_WORK REQUIRED_
Select all lines holding the word "Додайте" from the entries that follow.

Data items
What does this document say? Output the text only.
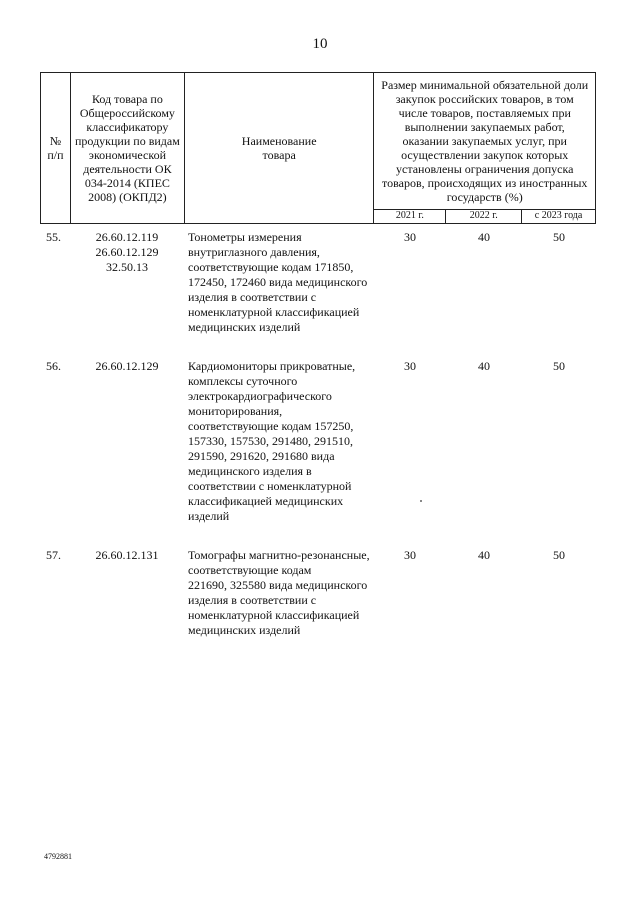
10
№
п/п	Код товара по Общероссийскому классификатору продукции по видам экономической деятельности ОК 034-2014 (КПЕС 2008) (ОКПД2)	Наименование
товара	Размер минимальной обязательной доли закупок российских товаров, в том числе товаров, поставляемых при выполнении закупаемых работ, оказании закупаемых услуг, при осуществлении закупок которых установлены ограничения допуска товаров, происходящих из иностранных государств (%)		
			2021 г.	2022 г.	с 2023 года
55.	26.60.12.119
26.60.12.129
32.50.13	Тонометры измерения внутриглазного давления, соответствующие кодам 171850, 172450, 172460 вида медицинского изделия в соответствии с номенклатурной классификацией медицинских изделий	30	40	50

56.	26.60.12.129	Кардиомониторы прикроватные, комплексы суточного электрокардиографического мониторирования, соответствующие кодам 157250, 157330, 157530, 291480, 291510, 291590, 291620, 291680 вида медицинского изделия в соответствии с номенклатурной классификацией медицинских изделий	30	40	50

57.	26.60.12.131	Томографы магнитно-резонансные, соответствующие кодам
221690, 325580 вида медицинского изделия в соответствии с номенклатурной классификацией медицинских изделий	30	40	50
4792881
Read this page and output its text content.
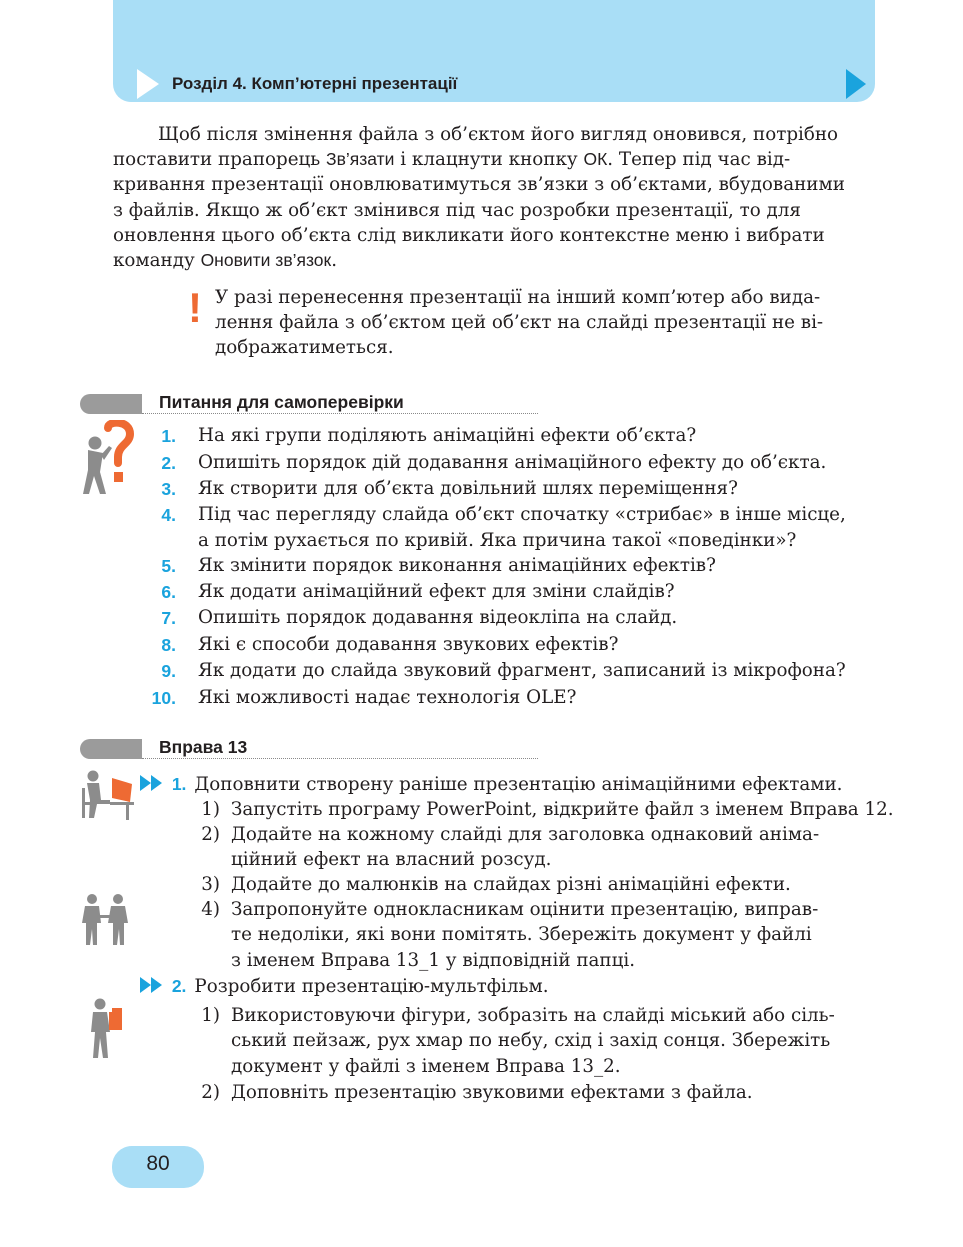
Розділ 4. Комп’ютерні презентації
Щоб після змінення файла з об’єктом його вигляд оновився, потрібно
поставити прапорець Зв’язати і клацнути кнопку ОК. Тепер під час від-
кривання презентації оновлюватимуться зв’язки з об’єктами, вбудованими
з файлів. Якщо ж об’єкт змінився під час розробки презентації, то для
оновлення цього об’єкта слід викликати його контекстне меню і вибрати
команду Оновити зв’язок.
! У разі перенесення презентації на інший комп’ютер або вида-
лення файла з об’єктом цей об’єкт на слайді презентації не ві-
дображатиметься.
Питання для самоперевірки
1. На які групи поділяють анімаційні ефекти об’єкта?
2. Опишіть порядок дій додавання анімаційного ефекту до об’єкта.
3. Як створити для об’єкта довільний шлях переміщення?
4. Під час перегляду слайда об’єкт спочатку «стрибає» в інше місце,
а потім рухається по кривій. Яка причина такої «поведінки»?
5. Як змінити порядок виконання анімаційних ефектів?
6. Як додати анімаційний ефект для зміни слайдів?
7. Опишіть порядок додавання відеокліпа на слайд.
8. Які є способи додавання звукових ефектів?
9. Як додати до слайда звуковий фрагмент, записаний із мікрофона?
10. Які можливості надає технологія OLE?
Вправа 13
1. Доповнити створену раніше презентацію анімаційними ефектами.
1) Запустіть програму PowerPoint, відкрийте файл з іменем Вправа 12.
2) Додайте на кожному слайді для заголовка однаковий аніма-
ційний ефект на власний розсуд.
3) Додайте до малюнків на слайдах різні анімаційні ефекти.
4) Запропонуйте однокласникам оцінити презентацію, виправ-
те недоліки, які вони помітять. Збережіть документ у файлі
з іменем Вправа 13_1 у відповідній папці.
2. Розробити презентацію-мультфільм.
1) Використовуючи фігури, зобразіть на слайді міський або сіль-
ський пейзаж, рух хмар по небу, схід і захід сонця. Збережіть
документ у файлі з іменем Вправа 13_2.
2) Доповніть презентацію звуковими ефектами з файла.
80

...

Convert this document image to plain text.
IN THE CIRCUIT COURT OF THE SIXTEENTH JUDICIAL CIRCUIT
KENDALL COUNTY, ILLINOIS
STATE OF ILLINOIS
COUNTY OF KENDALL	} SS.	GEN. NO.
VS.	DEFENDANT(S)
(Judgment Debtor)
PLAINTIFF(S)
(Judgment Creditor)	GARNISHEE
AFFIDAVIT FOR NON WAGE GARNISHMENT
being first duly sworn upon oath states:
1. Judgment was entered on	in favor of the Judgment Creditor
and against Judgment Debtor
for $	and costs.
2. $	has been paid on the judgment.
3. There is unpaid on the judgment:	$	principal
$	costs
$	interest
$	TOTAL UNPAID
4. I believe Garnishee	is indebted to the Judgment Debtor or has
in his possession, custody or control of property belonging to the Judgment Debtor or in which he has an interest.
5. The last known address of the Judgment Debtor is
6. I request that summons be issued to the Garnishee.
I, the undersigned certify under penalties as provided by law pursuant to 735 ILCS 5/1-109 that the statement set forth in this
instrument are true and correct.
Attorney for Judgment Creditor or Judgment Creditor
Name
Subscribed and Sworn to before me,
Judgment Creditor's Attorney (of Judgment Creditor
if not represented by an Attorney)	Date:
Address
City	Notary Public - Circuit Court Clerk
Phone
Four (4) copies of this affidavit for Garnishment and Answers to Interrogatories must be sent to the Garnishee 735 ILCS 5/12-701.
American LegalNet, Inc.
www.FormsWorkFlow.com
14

--

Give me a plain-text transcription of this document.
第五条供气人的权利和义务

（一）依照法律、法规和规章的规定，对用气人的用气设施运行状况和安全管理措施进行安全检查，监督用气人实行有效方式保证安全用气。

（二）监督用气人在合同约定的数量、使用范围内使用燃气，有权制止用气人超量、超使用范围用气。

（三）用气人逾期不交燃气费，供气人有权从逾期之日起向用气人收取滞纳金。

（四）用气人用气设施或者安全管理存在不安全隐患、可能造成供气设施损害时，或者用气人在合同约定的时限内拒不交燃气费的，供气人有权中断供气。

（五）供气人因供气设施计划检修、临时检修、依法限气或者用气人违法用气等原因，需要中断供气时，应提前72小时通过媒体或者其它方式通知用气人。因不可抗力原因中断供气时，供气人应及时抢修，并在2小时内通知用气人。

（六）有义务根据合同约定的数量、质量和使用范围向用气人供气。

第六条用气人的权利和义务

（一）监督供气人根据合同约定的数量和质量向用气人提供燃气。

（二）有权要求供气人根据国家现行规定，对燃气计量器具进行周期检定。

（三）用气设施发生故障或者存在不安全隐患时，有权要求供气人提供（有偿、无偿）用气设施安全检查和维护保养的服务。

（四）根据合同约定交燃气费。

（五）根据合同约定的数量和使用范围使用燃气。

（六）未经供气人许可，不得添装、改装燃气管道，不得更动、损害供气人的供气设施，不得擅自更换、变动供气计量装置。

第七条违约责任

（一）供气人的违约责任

_THE SOLUTION_
2) Додайте на кожному слайді для заголовка однаковий аніма-
3) Додайте до малюнків на слайдах різні анімаційні ефекти.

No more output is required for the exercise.